Борис Покровский. «Что, для чего и как?». М., Слово/Slovo, 2002
Авторы: Елена СтепанянНа сцене осуществлялось именно то, что — в идеале — должно было бы осуществиться и в музее, и в любом хранилище культуры: искусство свободно общалось с жизнью, даже вступало с ней в игру, всегда благородную и радостную.
«Я счастливый человек, я делал то, что хотел, я сделал почти все, что хотел, у меня жена красавица». Это говорит не литературный герой-оптимист, не персонаж вроде какого-нибудь Панглоса, а реально существующая личность. Правда, это Борис Александрович Покровский, живой классик оперной режиссуры, — но ведь и хлебнувший всякого на своем веку человек, знавший и несправедливости, и обиды, и прямые опасности. И все же перед нами — один из тех, кому, по словам Томаса Манна, дорога скачет под ноги, человек, умеющий все обстоятельства жизни переделывать в счастье и удачу.
Та же нетривиальная нота, свидетельствующая о высшем, счастливом состоянии личности, звучит и в словах автора о выборе профессии: «В свое время к опере относились пренебрежительно: Даже мой закадычный дружок Товстоногов, культурнейший из культурных людей: смеялся надо мной: «Как можно этим заниматься, иди в настоящий театр, зачем ты в оперу идешь, как ты не понимаешь, что все это глупо». Я отвечал, что понимаю, поэтому я и иду туда». Не о глупости тут речь, а о безотчетности, импульсивности самой жизни, которую нам дает ощутить настоящая опера.
Странным образом чувство счастья связано с особенным, узнаваемым стилем написанного Покровским. Заметим: нам он очень хорошо знаком, его печать и на незабвенных оперных постановках Бориса Александровича. Это — стиль самой жизни с ее нескованностью, непосредственностью, с неприглаженностью повседневного общения, живого просторечия (если говорить о Покровском-писателе), с естественным жестом бытового поведения, не просто сопровождающим, а моделирующим оперное пение и все самочувствие исполнителя на сцене (если говорить о стиле Покровского-режиссера). В самом деле: идя на оперные спектакли в его Камерный музыкальный театр (создан на базе гитисовского выпуска 1972 года), мы не ожидали встречи с музейщиной в дурном смысле, с каким-нибудь псевдорафинированным зрелищем. А между тем такое можно было бы предположить, стоило посмотреть на репертуарную афишу Камерного театра, на весь этот перечень редко или почти никогда не исполняемых опер, большей частью созданных в XVII-XVIII веках. Нет, нас ожидала встреча с органической непосредственностью и пластикой повседневности, с ее глупостью, если угодно. На сцене осуществлялось именно то, что — в идеале — должно было бы осуществиться и в музее, и в любом хранилище культуры: искусство свободно общалось с жизнью, даже вступало с ней в игру, всегда благородную и радостную. Этому неизменно способствовал облик спектакля, сцены, актеров, самого театра (имею в виду прежде всего театральное здание в помещении бывшего кинотеатра на Соколе). Жизнь по природе своей очевидна, наглядна, и она переполняла спектакли Покровского, поэтому они всегда бывали так неизменно сценографически, визуально убедительны — будь то аскетическое и в то же время изощренное «Ростовское действо», или прелестно стилизованный «Сокол Федериго дельи Альбериги», или «Женитьба Фигаро», ни с того ни с сего разыгранная в обрамлении больших белых кубов (эта недетализированность, обобщенность постановки оперы и способствовала ее исполнению именно в камерном варианте).

......

ЗАДАНИЕ A - Продублируйте записи от самого их начала до строки, в которой есть «favorability-cell [71,137,79,145]», включая обе границы.
Статья и записи взяты из разных источников.

......

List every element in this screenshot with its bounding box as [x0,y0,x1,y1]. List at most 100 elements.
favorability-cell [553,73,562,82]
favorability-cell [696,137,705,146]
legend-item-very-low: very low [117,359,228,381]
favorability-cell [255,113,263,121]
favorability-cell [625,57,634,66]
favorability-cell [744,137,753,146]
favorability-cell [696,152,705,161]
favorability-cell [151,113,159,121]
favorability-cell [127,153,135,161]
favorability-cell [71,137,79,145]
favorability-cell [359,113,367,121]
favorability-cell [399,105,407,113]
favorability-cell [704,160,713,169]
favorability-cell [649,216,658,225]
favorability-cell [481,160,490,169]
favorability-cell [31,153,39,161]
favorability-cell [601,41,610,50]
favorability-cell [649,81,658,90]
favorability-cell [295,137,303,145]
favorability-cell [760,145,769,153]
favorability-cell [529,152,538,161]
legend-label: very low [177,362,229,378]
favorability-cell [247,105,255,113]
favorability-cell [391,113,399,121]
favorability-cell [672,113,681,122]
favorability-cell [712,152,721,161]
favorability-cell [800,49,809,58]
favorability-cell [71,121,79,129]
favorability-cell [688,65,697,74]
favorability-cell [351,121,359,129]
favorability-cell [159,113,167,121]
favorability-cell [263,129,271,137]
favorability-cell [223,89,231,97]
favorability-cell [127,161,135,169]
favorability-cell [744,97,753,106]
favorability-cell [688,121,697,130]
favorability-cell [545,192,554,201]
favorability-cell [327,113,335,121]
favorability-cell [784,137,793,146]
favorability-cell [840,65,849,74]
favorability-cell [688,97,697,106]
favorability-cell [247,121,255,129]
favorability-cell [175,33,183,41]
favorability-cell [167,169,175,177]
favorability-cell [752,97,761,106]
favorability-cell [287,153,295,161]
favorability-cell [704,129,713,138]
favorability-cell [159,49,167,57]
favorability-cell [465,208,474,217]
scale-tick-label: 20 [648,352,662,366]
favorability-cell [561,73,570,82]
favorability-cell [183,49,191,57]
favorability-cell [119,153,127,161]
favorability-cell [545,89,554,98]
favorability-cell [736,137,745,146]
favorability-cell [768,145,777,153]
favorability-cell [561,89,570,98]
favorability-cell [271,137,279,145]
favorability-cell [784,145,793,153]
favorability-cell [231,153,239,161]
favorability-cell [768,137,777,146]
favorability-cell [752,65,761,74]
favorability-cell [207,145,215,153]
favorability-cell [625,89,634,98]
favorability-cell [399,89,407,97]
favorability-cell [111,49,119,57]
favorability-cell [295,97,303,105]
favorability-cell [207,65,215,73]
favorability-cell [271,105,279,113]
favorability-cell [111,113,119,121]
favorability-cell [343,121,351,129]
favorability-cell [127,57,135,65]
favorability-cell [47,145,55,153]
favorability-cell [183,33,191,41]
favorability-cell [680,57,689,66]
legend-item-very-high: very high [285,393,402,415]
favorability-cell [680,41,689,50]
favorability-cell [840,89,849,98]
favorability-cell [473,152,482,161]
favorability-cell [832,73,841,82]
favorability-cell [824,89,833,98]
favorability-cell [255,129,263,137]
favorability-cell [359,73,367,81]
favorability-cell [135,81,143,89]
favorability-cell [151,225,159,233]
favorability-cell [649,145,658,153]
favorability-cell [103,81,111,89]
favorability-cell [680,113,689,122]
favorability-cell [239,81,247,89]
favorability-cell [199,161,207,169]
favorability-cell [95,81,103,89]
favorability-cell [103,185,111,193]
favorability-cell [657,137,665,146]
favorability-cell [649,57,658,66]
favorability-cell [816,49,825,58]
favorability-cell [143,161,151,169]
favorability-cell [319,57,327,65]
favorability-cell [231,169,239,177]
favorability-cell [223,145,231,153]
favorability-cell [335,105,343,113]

......

ЗАДАНИЕ B -
Ответьте по статье на вопросы:
(i) Кто из друзей, по словам Покровского, смеялся над его выбором оперы?
(ii) На базе какого выпуска был создан Камерный музыкальный театр?
(iii) В каком помещении находилось здание театра?

ПРАВИЛЬНЫЙ ОТВЕТ A -
List every element in this screenshot with its bounding box as [x0,y0,x1,y1]. List at most 100 elements.
favorability-cell [553,73,562,82]
favorability-cell [696,137,705,146]
legend-item-very-low: very low [117,359,228,381]
favorability-cell [255,113,263,121]
favorability-cell [625,57,634,66]
favorability-cell [744,137,753,146]
favorability-cell [696,152,705,161]
favorability-cell [151,113,159,121]
favorability-cell [127,153,135,161]
favorability-cell [71,137,79,145]

ПРАВИЛЬНЫЙ ОТВЕТ B -
(i) Товстоногов.
(ii) На базе гитисовского выпуска 1972 года.
(iii) В помещении бывшего кинотеатра на Соколе.